━━━━━ SUPPLIED INFORMATION
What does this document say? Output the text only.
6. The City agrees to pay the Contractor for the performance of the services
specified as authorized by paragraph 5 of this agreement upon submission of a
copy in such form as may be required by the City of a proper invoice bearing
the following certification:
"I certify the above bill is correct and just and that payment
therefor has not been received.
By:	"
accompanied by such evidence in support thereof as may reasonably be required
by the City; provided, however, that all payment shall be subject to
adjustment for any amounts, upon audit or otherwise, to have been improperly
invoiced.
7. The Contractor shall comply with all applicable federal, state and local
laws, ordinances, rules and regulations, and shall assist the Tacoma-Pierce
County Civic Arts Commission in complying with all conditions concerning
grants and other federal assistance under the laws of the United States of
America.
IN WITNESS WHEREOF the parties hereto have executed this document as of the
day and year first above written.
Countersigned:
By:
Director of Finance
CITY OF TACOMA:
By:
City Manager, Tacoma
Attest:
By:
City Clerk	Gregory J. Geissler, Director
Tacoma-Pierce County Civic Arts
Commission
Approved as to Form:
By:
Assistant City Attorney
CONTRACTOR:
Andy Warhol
━━━━━━━━━━
* [PROBLEM DETAILS]: Every record above needs to be repeated word for word.

* [TASK ANSWER]:
What does this document say? Output the text only.
6. The City agrees to pay the Contractor for the performance of the services
specified as authorized by paragraph 5 of this agreement upon submission of a
copy in such form as may be required by the City of a proper invoice bearing
the following certification:
"I certify the above bill is correct and just and that payment
therefor has not been received.
By:	"
accompanied by such evidence in support thereof as may reasonably be required
by the City; provided, however, that all payment shall be subject to
adjustment for any amounts, upon audit or otherwise, to have been improperly
invoiced.
7. The Contractor shall comply with all applicable federal, state and local
laws, ordinances, rules and regulations, and shall assist the Tacoma-Pierce
County Civic Arts Commission in complying with all conditions concerning
grants and other federal assistance under the laws of the United States of
America.
IN WITNESS WHEREOF the parties hereto have executed this document as of the
day and year first above written.
Countersigned:
By:
Director of Finance
CITY OF TACOMA:
By:
City Manager, Tacoma
Attest:
By:
City Clerk	Gregory J. Geissler, Director
Tacoma-Pierce County Civic Arts
Commission
Approved as to Form:
By:
Assistant City Attorney
CONTRACTOR:
Andy Warhol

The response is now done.